• **REQUIREMENT**
Find every line in the records below that holds the word "section" and copy it.

[Data items]
## start

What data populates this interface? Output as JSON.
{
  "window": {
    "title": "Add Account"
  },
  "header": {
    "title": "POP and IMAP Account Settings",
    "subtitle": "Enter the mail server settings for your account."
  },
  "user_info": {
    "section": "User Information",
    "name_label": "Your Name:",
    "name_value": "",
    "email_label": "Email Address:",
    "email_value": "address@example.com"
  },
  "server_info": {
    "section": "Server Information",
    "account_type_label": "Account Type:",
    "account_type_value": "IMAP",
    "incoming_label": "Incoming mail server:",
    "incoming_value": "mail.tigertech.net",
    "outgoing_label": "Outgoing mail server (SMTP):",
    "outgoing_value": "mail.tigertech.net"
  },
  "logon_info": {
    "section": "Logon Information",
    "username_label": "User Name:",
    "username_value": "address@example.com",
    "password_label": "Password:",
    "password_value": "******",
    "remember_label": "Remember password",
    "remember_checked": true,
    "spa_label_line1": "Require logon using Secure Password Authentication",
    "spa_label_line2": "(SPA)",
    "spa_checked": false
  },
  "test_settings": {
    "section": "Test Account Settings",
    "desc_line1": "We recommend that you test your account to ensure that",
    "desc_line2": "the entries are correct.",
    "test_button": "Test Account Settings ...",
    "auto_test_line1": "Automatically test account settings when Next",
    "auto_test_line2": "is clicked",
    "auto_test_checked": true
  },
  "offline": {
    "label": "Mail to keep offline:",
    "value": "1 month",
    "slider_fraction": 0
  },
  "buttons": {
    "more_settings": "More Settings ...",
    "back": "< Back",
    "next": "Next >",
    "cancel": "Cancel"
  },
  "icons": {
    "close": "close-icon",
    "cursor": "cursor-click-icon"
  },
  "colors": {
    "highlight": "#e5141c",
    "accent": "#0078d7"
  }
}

## end
## start

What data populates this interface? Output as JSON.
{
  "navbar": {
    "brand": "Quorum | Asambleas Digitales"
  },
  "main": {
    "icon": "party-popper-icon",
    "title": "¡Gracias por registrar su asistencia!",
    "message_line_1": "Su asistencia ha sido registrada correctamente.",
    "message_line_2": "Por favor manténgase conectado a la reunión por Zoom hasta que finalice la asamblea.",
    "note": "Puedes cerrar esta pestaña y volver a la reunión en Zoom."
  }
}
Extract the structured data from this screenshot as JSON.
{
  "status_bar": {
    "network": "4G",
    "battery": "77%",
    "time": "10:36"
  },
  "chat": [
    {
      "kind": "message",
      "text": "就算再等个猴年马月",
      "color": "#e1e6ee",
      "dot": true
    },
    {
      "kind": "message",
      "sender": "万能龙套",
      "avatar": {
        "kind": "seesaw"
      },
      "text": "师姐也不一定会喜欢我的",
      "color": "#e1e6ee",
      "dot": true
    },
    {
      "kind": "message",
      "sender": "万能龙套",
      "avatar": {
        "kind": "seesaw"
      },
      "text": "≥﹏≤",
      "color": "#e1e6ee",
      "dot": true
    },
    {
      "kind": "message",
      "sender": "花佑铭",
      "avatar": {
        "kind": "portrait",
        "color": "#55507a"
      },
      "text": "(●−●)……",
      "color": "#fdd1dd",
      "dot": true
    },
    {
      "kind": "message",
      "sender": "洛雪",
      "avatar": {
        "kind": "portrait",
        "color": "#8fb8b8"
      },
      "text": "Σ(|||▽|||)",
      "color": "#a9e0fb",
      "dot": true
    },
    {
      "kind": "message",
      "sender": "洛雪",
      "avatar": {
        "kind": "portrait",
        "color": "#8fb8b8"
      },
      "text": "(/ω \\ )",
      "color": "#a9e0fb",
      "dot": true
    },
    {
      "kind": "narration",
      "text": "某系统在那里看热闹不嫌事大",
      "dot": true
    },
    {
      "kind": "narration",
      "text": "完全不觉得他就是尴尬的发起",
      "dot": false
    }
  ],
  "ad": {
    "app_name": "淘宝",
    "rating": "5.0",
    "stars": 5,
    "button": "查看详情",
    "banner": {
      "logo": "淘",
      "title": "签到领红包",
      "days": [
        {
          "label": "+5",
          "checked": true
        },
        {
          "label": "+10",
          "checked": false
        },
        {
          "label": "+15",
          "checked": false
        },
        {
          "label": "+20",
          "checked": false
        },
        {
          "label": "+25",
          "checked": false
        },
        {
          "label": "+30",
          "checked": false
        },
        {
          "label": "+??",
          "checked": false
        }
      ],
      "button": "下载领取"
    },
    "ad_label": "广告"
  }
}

## end

• **SOLUTION FOR THIS EXERCISE**
    "section": "User Information",
    "section": "Server Information",
    "section": "Logon Information",
    "section": "Test Account Settings",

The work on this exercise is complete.